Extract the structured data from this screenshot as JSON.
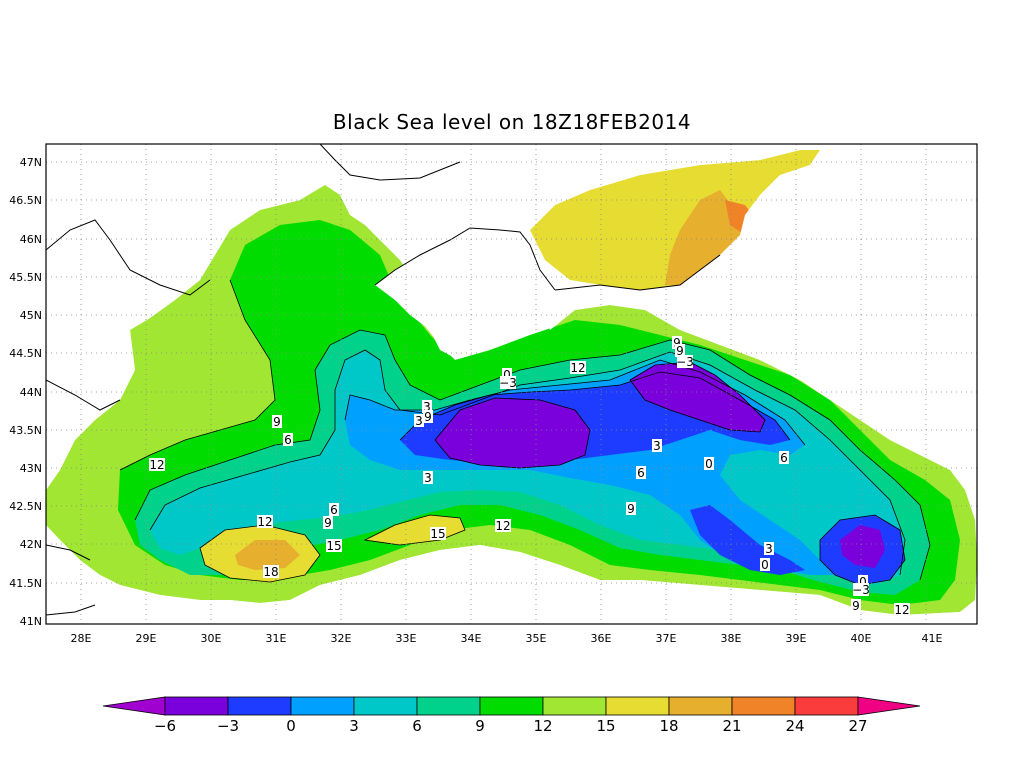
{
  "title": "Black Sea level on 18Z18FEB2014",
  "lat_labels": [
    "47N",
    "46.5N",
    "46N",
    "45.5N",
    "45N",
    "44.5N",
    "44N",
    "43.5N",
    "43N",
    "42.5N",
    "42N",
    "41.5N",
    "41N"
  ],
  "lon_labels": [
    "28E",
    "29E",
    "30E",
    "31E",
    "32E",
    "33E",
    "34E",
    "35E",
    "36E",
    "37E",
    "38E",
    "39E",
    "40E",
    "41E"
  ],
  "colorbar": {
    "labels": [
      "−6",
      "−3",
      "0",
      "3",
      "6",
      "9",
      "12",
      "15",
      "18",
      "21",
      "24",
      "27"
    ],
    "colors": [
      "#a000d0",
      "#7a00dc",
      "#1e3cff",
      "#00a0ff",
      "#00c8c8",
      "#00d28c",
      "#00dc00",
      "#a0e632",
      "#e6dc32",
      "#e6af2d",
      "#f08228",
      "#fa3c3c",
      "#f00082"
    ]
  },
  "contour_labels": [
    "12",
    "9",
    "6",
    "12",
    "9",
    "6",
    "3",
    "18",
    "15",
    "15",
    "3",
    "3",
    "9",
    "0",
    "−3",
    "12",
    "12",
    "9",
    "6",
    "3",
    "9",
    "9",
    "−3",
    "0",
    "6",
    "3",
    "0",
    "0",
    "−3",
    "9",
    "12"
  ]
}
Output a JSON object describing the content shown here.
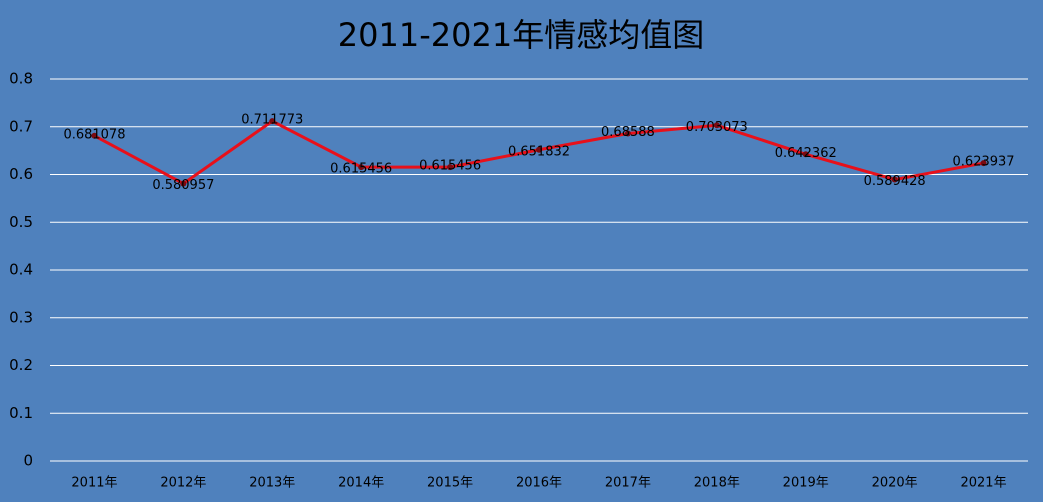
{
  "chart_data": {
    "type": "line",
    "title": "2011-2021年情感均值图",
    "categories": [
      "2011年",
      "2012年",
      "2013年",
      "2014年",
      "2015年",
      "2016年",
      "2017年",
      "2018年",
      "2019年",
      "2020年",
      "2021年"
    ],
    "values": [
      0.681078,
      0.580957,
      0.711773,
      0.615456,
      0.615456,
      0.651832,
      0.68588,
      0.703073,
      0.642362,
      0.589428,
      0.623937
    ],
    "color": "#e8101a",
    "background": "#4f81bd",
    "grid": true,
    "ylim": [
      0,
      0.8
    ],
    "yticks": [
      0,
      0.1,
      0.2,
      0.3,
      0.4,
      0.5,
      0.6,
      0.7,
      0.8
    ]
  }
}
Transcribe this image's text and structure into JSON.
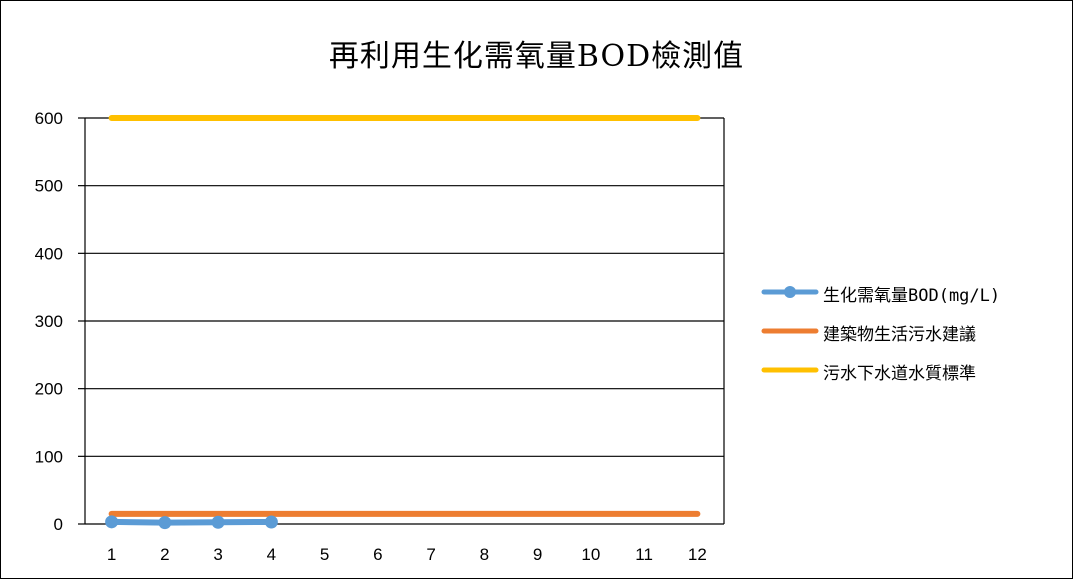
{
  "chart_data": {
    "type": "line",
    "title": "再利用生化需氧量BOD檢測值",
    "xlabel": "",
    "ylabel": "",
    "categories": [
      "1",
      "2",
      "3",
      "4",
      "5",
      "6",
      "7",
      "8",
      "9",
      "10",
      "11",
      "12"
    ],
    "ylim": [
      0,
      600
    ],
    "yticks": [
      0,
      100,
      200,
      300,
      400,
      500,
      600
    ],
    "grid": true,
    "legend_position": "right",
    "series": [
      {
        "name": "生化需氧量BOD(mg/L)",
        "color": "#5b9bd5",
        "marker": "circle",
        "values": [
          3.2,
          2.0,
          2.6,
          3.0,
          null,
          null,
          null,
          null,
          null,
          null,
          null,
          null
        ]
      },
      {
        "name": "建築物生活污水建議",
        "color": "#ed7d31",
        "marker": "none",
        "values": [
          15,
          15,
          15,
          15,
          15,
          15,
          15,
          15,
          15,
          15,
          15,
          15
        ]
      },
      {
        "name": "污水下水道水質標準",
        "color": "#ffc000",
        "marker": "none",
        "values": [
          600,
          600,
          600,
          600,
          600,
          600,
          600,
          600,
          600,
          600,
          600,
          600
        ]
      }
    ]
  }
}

▶ _TASK GOAL_:
Check each line above for the string "name" and show the ones that have it.

▶ _ANSWER TO THE EXERCISE_:
        "name": "生化需氧量BOD(mg/L)",
        "name": "建築物生活污水建議",
        "name": "污水下水道水質標準",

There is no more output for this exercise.